- [TEXT EXCERPT]
○ ○ ○ ○ ○ ○ ○
Oh how adorable he is. Look at that face. I am so glad I finally got a chance to log in. Congrats!!!! Can't wait to hear more about him and pictures...pictures...more pictures.


----------



## Pipersmom

Yay Trish! I've been following from your first posts looking for a havanese and I am so happy that you and your son now have Sammy home with you. You're a woman who knows how to get things done! 

He's adorable and I hope your first few days getting to know each other go as smoothly as today has.


----------



## motherslittlehelper

It's really good to hear you had such a good trip and made it home safely. Sammy is very handsome! That is great that your son has taken to him too. It sounds like his previous humans just didn't want to be bothered. Their loss. Hope things continue going well for you all - sounds like Sammy is going to make a wonderful addition to your family.


----------



## TrishK

Thank you all for your support and kindness. 

I gave Sammy some ground beef and liver, but he turned his nose up at it, so I cooked it and he gobbled it up, but he took the pieces that were a bit bigger out and put them on the floor beside the bowl.  

He's definitely giving us signals when he needs to go because he looks over and whines and then when Billy takes him out he does go pee; so this is good.
○ ○ ○ ○ ○ ○ ○
- [GIVEN ENTRIES]
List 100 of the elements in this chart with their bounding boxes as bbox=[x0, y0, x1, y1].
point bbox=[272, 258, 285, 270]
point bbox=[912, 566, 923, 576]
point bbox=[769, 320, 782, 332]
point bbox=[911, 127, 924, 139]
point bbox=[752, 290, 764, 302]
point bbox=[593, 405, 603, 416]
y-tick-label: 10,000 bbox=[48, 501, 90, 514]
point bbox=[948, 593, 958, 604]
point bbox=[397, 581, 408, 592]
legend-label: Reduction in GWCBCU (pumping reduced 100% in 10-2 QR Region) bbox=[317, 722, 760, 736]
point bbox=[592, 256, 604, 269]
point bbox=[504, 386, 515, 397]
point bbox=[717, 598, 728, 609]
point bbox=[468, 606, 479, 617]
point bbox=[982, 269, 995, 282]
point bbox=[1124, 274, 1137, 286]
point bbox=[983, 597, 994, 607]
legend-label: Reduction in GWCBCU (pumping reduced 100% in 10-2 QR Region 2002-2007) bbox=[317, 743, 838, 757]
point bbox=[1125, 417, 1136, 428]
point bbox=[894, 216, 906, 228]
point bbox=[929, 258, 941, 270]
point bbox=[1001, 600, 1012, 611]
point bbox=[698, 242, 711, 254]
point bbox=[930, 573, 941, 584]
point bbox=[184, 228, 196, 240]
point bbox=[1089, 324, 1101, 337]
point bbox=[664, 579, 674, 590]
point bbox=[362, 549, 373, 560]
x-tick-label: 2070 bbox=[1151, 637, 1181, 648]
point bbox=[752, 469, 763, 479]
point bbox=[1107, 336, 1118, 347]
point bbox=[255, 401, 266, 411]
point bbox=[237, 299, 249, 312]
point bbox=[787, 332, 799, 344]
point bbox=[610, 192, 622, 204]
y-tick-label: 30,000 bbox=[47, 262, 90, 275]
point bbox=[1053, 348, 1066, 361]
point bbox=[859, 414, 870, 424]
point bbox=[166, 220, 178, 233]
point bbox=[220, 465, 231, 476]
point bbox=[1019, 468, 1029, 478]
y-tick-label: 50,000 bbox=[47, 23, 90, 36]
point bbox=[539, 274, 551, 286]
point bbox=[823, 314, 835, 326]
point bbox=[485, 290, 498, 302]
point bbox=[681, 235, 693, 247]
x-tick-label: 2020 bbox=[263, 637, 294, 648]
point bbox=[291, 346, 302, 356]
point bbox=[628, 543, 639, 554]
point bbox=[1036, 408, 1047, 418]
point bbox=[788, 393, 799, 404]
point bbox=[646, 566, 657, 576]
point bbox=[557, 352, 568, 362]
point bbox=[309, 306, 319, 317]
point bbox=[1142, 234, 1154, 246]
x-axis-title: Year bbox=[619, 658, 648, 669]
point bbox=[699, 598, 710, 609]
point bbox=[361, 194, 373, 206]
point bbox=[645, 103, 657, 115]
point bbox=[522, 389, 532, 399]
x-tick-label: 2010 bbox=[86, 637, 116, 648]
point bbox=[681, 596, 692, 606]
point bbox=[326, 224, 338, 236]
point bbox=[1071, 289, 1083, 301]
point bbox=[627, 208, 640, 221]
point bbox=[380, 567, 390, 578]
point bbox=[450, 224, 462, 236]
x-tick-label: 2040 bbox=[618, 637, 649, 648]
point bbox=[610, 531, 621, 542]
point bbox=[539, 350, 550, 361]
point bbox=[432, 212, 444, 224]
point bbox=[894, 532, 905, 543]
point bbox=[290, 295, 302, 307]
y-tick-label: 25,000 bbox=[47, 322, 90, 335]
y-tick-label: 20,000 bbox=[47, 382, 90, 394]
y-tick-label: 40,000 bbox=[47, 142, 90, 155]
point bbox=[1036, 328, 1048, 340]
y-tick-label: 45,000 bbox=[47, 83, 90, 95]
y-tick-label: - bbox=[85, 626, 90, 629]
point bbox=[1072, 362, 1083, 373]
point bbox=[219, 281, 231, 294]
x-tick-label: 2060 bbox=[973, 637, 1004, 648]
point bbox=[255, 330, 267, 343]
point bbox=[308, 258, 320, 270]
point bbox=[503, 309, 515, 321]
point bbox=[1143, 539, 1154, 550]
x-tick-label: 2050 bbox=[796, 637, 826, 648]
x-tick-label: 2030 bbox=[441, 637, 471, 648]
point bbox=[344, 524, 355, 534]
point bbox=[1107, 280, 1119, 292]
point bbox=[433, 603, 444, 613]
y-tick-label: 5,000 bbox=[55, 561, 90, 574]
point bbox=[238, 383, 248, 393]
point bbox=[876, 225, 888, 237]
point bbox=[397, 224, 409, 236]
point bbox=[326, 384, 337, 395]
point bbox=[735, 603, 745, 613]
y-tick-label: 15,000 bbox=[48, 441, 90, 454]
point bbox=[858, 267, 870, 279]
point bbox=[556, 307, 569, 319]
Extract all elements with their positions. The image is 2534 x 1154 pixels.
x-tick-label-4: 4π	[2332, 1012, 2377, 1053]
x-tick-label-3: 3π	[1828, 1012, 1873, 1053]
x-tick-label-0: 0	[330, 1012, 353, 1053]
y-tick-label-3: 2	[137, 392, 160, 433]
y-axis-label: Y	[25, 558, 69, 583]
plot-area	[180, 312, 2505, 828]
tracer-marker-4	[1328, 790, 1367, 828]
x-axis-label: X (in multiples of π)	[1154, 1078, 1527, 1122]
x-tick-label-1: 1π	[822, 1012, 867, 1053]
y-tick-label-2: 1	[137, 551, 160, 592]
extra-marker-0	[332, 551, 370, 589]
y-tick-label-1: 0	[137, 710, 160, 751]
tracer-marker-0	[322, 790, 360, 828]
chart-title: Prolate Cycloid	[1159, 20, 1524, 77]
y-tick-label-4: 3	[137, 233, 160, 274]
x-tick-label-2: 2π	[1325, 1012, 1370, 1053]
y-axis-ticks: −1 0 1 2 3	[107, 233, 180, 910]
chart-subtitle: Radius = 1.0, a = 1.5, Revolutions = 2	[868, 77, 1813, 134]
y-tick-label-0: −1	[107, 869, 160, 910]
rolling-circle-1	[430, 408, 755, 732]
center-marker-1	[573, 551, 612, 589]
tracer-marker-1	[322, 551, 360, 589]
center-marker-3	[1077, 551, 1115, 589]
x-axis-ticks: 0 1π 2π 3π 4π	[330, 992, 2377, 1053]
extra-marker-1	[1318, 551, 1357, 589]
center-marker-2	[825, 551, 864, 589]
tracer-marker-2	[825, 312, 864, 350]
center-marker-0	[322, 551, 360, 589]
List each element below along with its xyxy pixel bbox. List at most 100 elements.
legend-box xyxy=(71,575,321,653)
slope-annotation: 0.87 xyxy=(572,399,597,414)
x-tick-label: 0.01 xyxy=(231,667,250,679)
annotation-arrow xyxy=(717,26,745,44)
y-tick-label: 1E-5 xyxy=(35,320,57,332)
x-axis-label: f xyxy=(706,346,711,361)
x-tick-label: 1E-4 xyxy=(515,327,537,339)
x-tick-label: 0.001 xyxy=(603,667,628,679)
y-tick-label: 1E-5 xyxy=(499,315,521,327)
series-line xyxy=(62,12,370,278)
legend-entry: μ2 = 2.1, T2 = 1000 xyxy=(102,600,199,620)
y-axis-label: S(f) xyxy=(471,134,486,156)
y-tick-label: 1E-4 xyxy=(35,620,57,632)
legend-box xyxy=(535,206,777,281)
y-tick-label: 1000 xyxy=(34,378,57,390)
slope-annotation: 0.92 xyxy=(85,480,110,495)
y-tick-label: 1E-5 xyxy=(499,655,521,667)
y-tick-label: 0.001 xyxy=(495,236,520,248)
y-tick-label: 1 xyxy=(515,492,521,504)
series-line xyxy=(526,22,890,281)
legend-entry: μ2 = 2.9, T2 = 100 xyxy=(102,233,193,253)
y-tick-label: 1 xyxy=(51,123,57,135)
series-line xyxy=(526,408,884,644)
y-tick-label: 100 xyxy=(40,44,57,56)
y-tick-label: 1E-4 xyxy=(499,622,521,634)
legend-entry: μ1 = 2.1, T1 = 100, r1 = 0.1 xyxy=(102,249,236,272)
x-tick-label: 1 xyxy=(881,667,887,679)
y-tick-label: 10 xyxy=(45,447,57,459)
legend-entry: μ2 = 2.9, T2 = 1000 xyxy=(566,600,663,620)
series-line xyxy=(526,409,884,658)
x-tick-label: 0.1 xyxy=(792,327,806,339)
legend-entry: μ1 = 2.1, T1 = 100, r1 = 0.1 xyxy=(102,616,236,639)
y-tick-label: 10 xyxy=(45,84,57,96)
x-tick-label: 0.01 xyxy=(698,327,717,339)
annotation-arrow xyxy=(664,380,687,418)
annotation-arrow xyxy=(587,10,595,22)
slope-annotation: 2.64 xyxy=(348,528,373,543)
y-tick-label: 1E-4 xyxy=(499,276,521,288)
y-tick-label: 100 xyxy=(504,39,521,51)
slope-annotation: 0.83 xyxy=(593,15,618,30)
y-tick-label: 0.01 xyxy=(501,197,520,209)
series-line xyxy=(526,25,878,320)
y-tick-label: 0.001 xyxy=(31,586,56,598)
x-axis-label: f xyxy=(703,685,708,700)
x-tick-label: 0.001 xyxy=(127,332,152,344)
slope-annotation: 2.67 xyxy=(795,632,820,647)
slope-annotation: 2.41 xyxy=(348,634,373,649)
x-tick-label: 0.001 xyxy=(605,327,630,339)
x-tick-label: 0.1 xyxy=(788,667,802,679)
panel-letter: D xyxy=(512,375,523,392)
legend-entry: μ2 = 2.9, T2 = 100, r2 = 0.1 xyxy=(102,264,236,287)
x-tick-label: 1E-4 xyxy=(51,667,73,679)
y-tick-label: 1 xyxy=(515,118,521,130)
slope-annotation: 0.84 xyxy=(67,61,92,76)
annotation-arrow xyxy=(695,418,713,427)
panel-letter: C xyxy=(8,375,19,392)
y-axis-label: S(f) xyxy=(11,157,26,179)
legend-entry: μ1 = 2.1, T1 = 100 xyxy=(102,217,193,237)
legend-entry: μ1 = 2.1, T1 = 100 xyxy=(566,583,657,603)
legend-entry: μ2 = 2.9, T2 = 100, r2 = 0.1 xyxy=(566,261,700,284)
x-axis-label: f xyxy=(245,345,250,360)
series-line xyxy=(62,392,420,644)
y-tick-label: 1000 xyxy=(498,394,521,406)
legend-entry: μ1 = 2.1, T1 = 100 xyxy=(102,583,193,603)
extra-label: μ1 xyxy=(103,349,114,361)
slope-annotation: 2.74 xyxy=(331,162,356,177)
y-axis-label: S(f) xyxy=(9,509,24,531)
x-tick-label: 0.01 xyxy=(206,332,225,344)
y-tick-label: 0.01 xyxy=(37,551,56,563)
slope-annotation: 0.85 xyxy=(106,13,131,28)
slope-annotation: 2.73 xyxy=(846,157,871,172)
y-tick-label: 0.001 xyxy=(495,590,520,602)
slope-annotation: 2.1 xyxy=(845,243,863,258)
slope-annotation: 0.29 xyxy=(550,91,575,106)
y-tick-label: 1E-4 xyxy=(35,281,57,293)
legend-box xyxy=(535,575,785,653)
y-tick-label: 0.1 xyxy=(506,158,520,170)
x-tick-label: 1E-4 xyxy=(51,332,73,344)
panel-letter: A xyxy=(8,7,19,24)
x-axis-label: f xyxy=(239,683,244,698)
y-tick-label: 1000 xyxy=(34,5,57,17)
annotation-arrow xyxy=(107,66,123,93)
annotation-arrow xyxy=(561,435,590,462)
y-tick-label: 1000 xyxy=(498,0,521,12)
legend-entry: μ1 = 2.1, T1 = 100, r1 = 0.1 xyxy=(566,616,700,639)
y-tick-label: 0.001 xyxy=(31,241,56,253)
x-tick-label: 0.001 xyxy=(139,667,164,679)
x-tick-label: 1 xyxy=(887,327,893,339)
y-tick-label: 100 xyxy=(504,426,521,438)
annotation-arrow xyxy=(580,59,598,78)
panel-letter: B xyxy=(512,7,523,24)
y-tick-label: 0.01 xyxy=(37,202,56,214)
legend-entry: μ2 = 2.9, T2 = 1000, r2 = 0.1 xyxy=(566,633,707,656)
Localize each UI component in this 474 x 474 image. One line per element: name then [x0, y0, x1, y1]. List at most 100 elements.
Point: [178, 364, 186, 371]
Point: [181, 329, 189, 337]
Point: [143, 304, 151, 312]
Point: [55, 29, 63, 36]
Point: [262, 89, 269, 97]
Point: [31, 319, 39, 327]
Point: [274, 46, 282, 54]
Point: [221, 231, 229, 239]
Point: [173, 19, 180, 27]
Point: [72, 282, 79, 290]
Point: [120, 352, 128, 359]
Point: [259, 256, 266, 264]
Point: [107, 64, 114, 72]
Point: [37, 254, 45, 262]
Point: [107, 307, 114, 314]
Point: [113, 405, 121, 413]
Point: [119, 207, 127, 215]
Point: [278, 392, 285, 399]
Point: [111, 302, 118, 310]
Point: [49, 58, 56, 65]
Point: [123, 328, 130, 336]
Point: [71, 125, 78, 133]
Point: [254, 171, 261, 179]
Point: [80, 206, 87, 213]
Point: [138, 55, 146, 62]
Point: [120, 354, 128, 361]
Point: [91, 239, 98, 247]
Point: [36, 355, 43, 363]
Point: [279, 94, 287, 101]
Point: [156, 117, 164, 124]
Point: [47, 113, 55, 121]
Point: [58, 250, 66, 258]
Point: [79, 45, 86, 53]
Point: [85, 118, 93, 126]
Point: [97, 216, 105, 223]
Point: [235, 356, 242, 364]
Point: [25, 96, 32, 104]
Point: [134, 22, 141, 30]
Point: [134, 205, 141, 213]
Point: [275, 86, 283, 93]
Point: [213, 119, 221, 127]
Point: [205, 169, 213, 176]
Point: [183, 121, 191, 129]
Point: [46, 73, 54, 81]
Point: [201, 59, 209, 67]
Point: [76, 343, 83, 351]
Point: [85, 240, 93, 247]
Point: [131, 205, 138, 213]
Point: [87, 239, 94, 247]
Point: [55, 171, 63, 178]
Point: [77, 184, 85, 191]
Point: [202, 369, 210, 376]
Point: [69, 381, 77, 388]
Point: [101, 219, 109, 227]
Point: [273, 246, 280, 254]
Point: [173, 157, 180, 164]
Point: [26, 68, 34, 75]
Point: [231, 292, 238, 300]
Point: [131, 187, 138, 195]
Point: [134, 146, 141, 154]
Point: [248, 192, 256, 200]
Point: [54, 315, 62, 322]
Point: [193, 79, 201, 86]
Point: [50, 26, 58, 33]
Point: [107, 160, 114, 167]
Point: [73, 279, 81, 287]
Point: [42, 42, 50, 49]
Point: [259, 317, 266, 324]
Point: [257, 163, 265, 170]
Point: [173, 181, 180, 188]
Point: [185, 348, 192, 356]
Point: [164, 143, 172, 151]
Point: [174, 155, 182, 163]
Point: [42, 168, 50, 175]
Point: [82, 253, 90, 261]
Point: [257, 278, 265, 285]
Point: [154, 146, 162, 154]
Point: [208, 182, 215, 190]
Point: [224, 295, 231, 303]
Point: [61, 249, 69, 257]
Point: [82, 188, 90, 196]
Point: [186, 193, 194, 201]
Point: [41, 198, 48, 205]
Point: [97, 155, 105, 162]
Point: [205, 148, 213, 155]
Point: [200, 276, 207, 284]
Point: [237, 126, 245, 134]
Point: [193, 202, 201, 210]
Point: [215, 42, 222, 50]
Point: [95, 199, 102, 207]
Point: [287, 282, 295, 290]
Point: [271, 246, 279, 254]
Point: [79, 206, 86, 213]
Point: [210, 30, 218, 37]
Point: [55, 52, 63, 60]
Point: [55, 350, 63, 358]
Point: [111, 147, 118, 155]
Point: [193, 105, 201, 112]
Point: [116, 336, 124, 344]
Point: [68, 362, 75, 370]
○ ○ ○ ○ ○ ○ ○
- [CHALLENGE 1] Please copy the part of the thread about Sammy verbatim, starting with "Thank you all" and going on through "this is good.".
- [CHALLENGE 2] In the thread about Sammy, what did TrishK do after Sammy turned his nose up at the ground beef and liver?

- [EXPECTED ANSWER 1]
Thank you all for your support and kindness. 

I gave Sammy some ground beef and liver, but he turned his nose up at it, so I cooked it and he gobbled it up, but he took the pieces that were a bit bigger out and put them on the floor beside the bowl.  

He's definitely giving us signals when he needs to go because he looks over and whines and then when Billy takes him out he does go pee; so this is good.

- [EXPECTED ANSWER 2] She cooked it.